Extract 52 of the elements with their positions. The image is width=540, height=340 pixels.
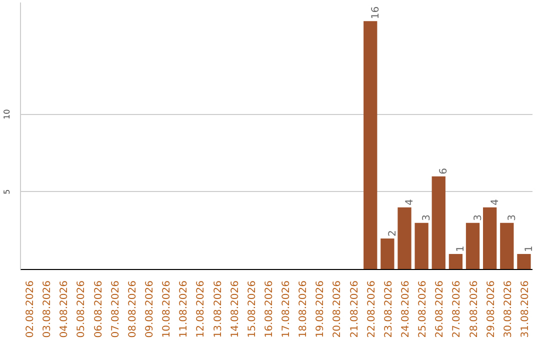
data-label: 1	[456, 246, 467, 252]
x-tick-label: 17.08.2026	[281, 280, 292, 338]
x-tick-label: 03.08.2026	[42, 280, 54, 338]
y-tick-label: 5	[2, 189, 12, 194]
bar	[448, 254, 463, 270]
data-label: 1	[524, 246, 535, 252]
x-tick-label: 31.08.2026	[520, 280, 531, 338]
x-tick-label: 20.08.2026	[332, 280, 344, 338]
data-label: 4	[404, 199, 416, 206]
x-tick-label: 21.08.2026	[349, 280, 360, 338]
y-tick-label: 10	[2, 109, 12, 120]
x-tick-label: 09.08.2026	[144, 280, 156, 338]
x-tick-label: 05.08.2026	[76, 280, 88, 338]
x-tick-label: 07.08.2026	[110, 280, 122, 338]
x-tick-label: 24.08.2026	[400, 280, 412, 338]
x-tick-label: 19.08.2026	[315, 280, 326, 338]
x-tick-label: 30.08.2026	[502, 280, 514, 338]
x-tick-label: 23.08.2026	[383, 280, 394, 338]
x-tick-label: 10.08.2026	[162, 280, 173, 338]
data-label: 3	[422, 214, 433, 221]
x-tick-label: 06.08.2026	[93, 280, 104, 338]
x-tick-label: 14.08.2026	[230, 280, 241, 338]
x-tick-label: 25.08.2026	[418, 280, 429, 338]
x-tick-label: 18.08.2026	[298, 280, 310, 338]
bar	[398, 207, 412, 270]
data-label: 3	[472, 214, 484, 221]
x-tick-label: 08.08.2026	[127, 280, 138, 338]
x-tick-label: 11.08.2026	[178, 280, 190, 338]
bar	[364, 21, 378, 270]
x-tick-label: 15.08.2026	[246, 280, 258, 338]
data-label: 4	[490, 199, 501, 206]
bar	[380, 238, 394, 270]
x-tick-label: 22.08.2026	[366, 280, 378, 338]
x-tick-label: 02.08.2026	[25, 280, 36, 338]
bar	[414, 222, 428, 270]
x-tick-label: 16.08.2026	[264, 280, 275, 338]
x-tick-label: 29.08.2026	[486, 280, 497, 338]
bar	[517, 254, 531, 270]
x-tick-label: 26.08.2026	[434, 280, 446, 338]
x-tick-label: 04.08.2026	[59, 280, 70, 338]
bar	[483, 207, 497, 270]
x-tick-label: 12.08.2026	[196, 280, 207, 338]
bar	[432, 176, 446, 270]
data-label: 6	[438, 168, 450, 174]
bar	[500, 222, 514, 270]
data-label: 2	[387, 230, 398, 236]
bar	[466, 222, 480, 270]
data-label: 3	[506, 214, 518, 221]
x-tick-label: 28.08.2026	[468, 280, 480, 338]
x-tick-label: 13.08.2026	[212, 280, 224, 338]
x-tick-label: 27.08.2026	[452, 280, 463, 338]
data-label: 16	[370, 6, 382, 20]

◆ ◆ ◆ ◆

Can you edit the rows above so that "data-label" is replaced by "value-label" everywhere it occurs, with everything else unchanged and the pictures left out?

Extract 52 of the elements with their positions. The image is width=540, height=340 pixels.
value-label: 1	[456, 246, 467, 252]
x-tick-label: 17.08.2026	[281, 280, 292, 338]
x-tick-label: 03.08.2026	[42, 280, 54, 338]
y-tick-label: 5	[2, 189, 12, 194]
bar	[448, 254, 463, 270]
value-label: 1	[524, 246, 535, 252]
x-tick-label: 31.08.2026	[520, 280, 531, 338]
x-tick-label: 20.08.2026	[332, 280, 344, 338]
value-label: 4	[404, 199, 416, 206]
x-tick-label: 21.08.2026	[349, 280, 360, 338]
y-tick-label: 10	[2, 109, 12, 120]
x-tick-label: 09.08.2026	[144, 280, 156, 338]
x-tick-label: 05.08.2026	[76, 280, 88, 338]
x-tick-label: 07.08.2026	[110, 280, 122, 338]
x-tick-label: 24.08.2026	[400, 280, 412, 338]
x-tick-label: 19.08.2026	[315, 280, 326, 338]
x-tick-label: 30.08.2026	[502, 280, 514, 338]
x-tick-label: 23.08.2026	[383, 280, 394, 338]
x-tick-label: 10.08.2026	[162, 280, 173, 338]
value-label: 3	[422, 214, 433, 221]
x-tick-label: 06.08.2026	[93, 280, 104, 338]
x-tick-label: 14.08.2026	[230, 280, 241, 338]
x-tick-label: 25.08.2026	[418, 280, 429, 338]
x-tick-label: 18.08.2026	[298, 280, 310, 338]
bar	[398, 207, 412, 270]
value-label: 3	[472, 214, 484, 221]
x-tick-label: 08.08.2026	[127, 280, 138, 338]
x-tick-label: 11.08.2026	[178, 280, 190, 338]
bar	[364, 21, 378, 270]
x-tick-label: 15.08.2026	[246, 280, 258, 338]
value-label: 4	[490, 199, 501, 206]
bar	[380, 238, 394, 270]
x-tick-label: 22.08.2026	[366, 280, 378, 338]
x-tick-label: 02.08.2026	[25, 280, 36, 338]
bar	[414, 222, 428, 270]
x-tick-label: 16.08.2026	[264, 280, 275, 338]
x-tick-label: 29.08.2026	[486, 280, 497, 338]
bar	[517, 254, 531, 270]
x-tick-label: 26.08.2026	[434, 280, 446, 338]
x-tick-label: 04.08.2026	[59, 280, 70, 338]
bar	[483, 207, 497, 270]
x-tick-label: 12.08.2026	[196, 280, 207, 338]
bar	[432, 176, 446, 270]
value-label: 6	[438, 168, 450, 174]
bar	[500, 222, 514, 270]
value-label: 2	[387, 230, 398, 236]
bar	[466, 222, 480, 270]
value-label: 3	[506, 214, 518, 221]
x-tick-label: 28.08.2026	[468, 280, 480, 338]
x-tick-label: 13.08.2026	[212, 280, 224, 338]
x-tick-label: 27.08.2026	[452, 280, 463, 338]
value-label: 16	[370, 6, 382, 20]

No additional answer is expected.